- _Short task_
Every line that contains the word "metrics" should be copied out.

- _Data for this task_
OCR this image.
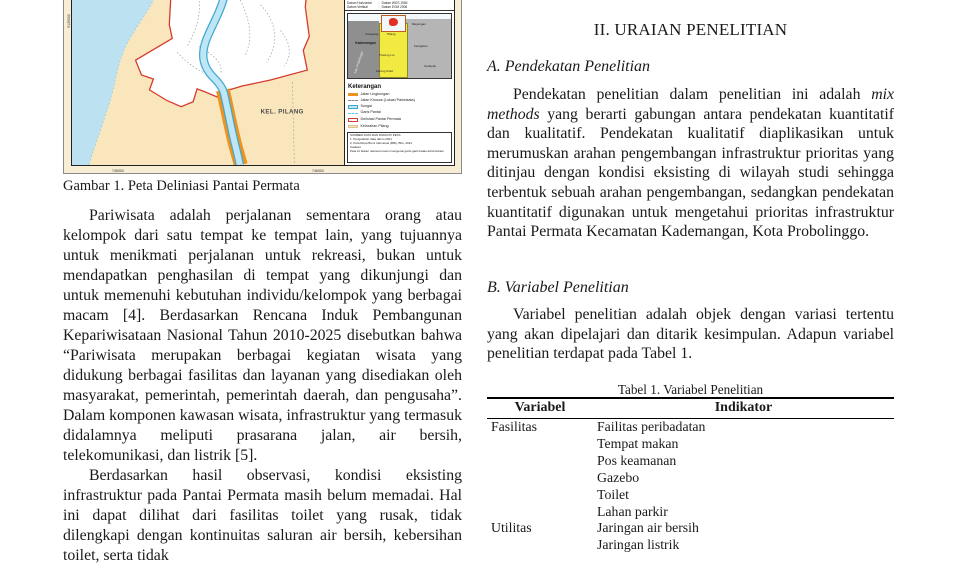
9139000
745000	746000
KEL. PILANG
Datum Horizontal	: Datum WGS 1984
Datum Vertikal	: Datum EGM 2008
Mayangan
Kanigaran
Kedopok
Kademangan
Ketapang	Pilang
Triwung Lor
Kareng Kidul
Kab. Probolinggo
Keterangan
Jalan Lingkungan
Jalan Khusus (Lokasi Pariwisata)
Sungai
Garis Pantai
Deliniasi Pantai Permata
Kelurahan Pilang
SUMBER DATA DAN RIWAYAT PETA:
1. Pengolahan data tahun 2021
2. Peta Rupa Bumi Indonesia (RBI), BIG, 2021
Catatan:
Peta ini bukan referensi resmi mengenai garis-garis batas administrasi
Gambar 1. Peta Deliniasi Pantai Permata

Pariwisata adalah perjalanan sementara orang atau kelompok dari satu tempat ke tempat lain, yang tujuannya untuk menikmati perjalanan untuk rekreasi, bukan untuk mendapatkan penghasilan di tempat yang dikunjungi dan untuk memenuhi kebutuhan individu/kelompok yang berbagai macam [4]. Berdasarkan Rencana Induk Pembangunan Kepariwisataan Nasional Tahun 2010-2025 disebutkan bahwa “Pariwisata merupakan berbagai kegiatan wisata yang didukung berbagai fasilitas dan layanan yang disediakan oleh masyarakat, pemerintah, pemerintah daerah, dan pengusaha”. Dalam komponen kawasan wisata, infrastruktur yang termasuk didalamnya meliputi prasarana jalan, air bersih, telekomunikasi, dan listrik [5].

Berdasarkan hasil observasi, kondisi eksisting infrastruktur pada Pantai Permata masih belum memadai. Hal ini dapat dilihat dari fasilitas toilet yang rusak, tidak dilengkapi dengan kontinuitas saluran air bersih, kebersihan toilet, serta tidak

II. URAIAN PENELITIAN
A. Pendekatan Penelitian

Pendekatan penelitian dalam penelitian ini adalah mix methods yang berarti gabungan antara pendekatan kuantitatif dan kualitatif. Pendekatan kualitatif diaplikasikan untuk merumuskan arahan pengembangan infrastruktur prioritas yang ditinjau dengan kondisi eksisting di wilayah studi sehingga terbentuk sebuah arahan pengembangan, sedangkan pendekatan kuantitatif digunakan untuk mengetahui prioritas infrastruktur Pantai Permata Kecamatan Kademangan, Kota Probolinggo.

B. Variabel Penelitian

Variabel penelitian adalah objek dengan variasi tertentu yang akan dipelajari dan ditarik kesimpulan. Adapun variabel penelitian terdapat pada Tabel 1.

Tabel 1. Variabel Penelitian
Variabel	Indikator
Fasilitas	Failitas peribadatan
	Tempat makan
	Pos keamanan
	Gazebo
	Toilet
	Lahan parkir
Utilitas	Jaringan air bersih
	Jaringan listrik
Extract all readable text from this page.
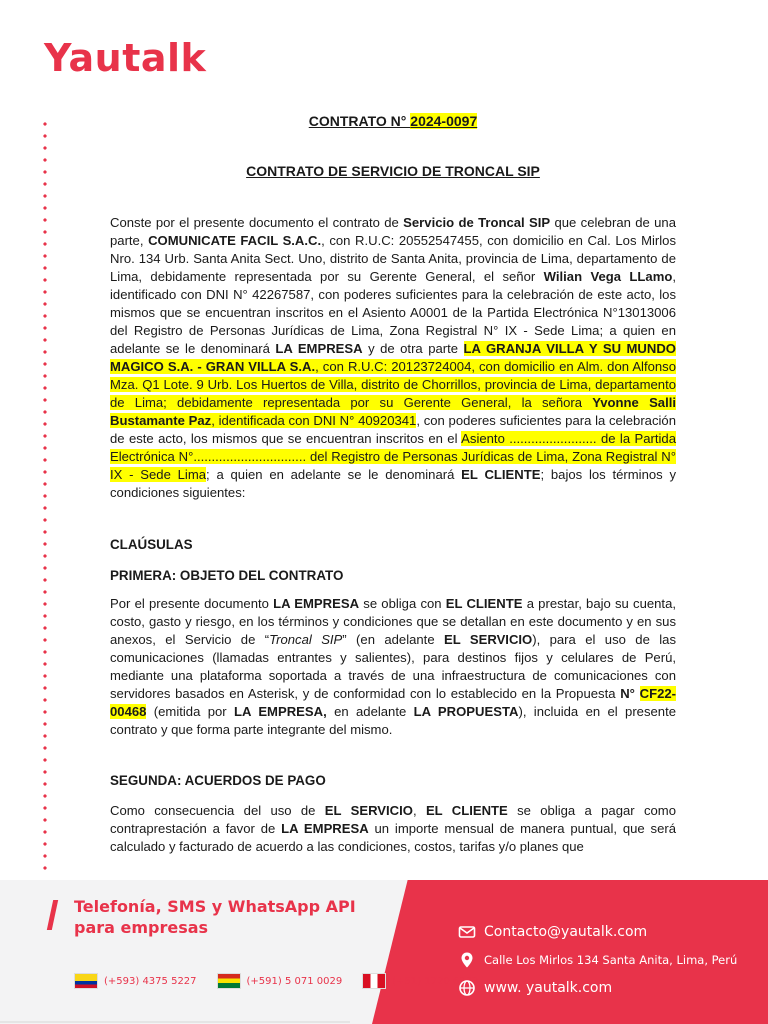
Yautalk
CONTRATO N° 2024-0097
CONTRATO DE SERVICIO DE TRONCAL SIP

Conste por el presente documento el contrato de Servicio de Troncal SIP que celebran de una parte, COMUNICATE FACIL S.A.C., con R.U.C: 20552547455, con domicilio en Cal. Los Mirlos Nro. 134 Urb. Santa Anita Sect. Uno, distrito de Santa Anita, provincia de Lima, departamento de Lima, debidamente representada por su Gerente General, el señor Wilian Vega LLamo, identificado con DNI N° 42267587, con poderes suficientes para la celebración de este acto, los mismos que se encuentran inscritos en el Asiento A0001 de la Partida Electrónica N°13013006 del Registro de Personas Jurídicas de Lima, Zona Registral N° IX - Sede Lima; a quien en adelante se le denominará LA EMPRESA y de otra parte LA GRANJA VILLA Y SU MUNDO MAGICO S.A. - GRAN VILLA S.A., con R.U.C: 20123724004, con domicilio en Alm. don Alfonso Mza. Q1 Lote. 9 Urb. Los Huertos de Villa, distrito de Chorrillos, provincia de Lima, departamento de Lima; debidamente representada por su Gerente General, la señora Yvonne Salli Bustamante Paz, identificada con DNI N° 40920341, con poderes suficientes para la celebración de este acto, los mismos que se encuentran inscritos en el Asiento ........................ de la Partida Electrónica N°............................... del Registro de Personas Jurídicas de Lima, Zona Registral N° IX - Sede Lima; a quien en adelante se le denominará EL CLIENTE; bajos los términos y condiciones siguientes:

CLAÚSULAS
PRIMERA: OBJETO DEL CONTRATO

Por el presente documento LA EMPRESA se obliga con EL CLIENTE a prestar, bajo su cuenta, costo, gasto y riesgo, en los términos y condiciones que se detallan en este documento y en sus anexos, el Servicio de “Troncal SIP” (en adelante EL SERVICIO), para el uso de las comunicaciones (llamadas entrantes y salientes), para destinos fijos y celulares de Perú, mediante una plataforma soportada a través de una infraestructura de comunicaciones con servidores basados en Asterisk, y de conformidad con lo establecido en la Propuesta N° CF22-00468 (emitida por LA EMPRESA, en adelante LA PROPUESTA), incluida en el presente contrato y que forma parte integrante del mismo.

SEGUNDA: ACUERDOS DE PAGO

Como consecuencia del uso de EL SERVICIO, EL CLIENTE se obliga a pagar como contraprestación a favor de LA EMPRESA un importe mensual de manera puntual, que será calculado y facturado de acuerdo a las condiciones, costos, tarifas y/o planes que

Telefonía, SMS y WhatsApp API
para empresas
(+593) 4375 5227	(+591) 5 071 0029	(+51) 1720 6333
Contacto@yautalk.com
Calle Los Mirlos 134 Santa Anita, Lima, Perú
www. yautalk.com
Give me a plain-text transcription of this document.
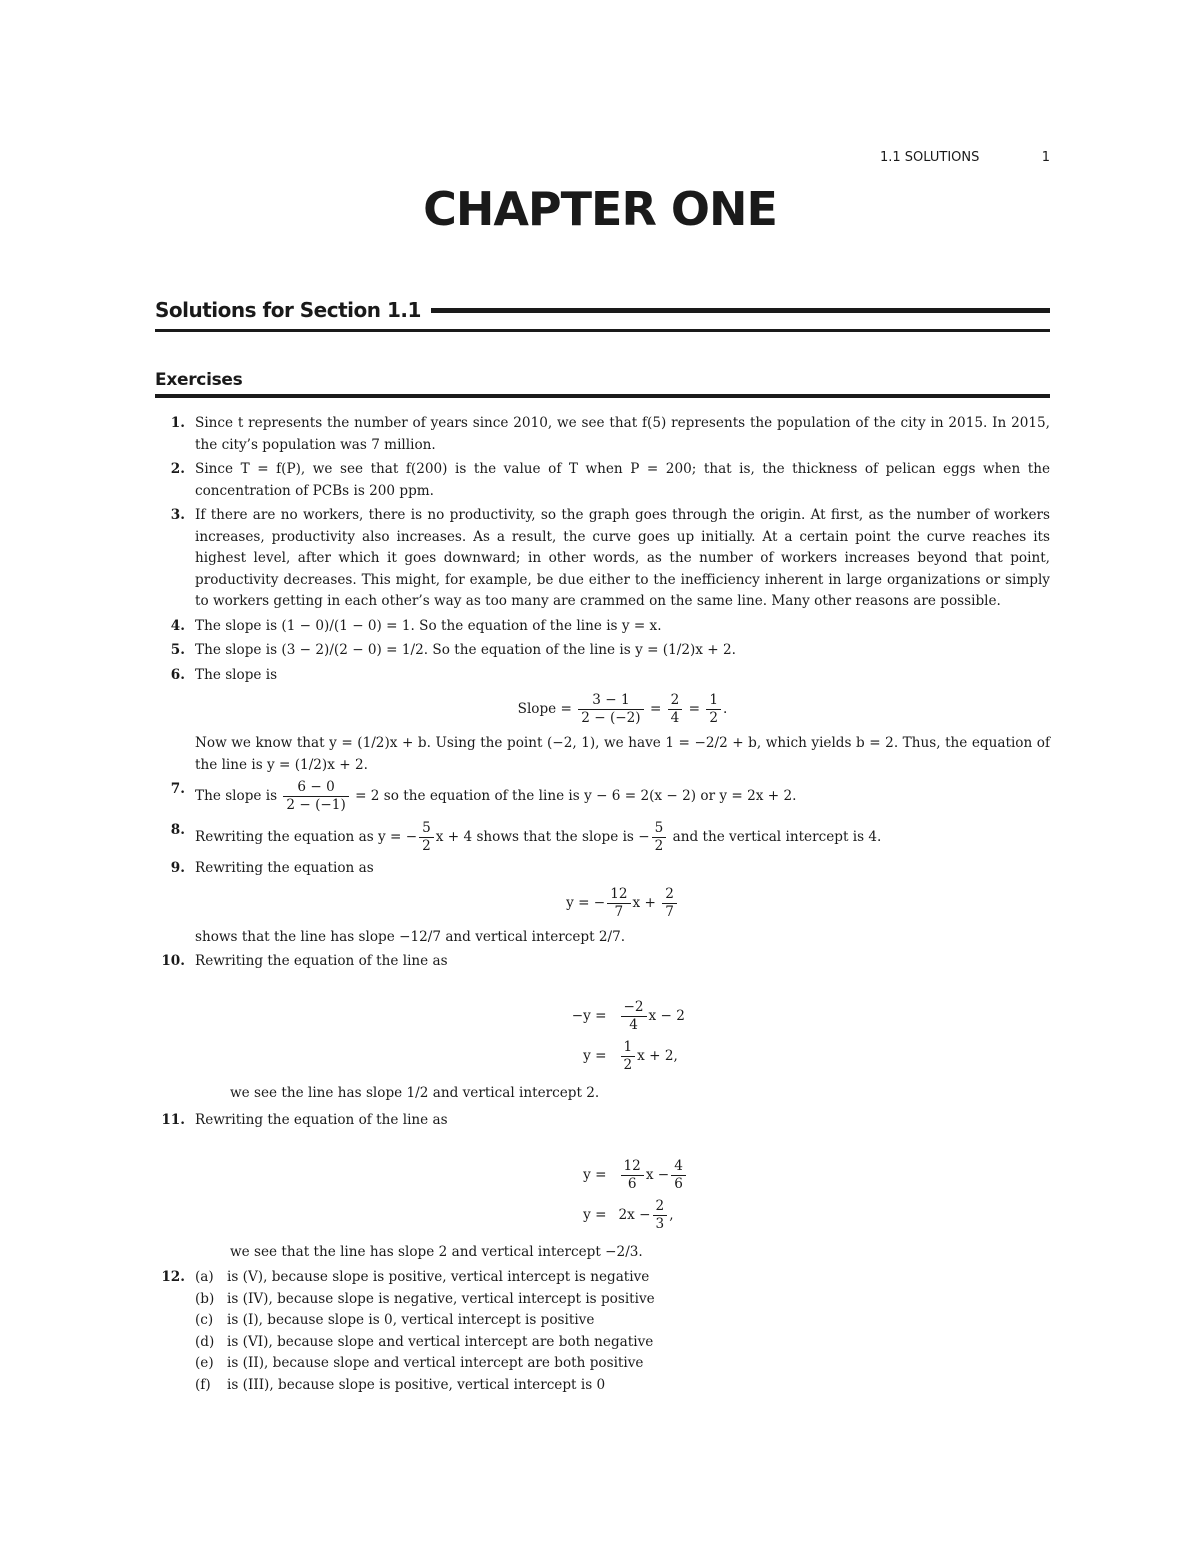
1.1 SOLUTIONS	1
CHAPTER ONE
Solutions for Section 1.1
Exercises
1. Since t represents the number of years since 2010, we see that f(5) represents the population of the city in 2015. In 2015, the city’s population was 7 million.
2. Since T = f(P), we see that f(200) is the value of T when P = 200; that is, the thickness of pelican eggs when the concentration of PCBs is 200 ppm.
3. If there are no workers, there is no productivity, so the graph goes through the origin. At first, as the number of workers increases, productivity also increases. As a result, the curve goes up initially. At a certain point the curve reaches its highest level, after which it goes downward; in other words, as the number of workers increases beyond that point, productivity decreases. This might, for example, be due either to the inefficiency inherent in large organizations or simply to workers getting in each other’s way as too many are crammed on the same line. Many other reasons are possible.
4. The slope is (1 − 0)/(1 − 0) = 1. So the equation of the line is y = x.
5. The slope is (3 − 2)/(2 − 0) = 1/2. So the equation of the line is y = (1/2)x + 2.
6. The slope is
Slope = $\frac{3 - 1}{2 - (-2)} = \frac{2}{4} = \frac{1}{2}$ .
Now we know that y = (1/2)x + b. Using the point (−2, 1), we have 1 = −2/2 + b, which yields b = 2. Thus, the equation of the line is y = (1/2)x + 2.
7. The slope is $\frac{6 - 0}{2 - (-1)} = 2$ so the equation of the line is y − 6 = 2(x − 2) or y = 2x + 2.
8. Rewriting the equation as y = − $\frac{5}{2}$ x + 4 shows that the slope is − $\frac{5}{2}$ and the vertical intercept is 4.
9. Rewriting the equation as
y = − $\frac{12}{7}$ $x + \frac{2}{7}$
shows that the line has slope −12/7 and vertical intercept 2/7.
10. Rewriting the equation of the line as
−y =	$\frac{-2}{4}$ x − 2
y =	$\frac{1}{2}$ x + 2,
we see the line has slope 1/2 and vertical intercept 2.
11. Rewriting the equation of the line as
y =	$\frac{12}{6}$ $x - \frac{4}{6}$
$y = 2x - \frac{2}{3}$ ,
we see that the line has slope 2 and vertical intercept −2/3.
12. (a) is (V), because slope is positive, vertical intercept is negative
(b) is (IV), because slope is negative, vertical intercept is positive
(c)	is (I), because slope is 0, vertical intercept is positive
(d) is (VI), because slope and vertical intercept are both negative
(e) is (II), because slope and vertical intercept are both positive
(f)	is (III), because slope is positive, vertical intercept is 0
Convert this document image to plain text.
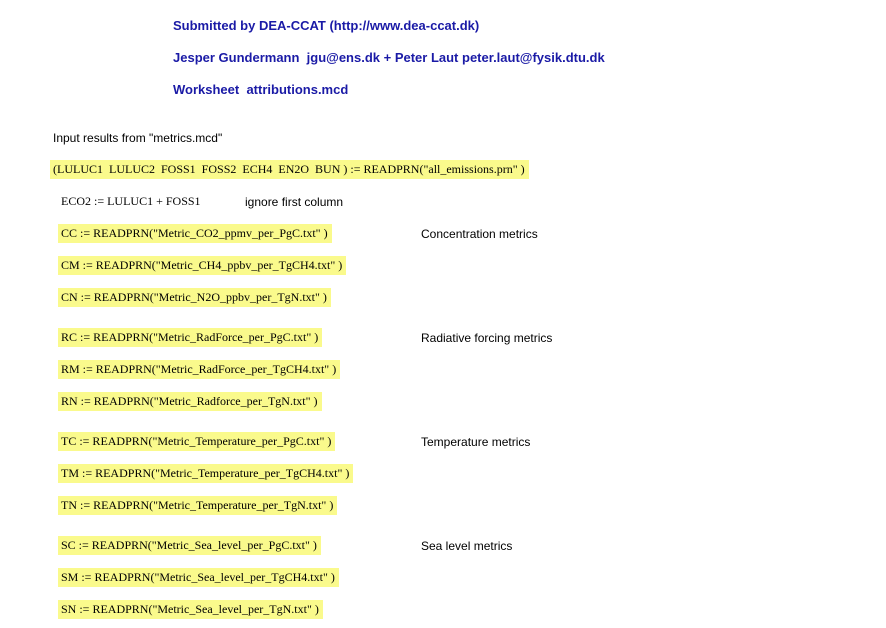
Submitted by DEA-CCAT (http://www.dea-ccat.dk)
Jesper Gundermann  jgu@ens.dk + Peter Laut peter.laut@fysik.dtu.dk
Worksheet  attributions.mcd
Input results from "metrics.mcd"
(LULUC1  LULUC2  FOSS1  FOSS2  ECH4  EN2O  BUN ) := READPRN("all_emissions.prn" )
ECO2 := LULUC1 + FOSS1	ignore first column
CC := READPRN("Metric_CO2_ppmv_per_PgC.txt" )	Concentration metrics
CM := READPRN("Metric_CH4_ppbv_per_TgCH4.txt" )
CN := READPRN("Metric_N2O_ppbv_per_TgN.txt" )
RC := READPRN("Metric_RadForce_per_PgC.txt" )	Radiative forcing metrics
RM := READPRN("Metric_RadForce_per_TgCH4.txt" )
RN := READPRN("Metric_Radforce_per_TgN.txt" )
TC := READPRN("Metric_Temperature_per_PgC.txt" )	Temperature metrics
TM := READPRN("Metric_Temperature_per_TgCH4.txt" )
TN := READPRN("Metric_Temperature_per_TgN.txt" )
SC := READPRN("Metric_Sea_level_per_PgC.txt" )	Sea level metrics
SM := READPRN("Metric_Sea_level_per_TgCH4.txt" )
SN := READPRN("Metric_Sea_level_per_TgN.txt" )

- _Task response_
Input results from "metrics.mcd"
CC := READPRN("Metric_CO2_ppmv_per_PgC.txt" )	Concentration metrics
RC := READPRN("Metric_RadForce_per_PgC.txt" )	Radiative forcing metrics
TC := READPRN("Metric_Temperature_per_PgC.txt" )	Temperature metrics
SC := READPRN("Metric_Sea_level_per_PgC.txt" )	Sea level metrics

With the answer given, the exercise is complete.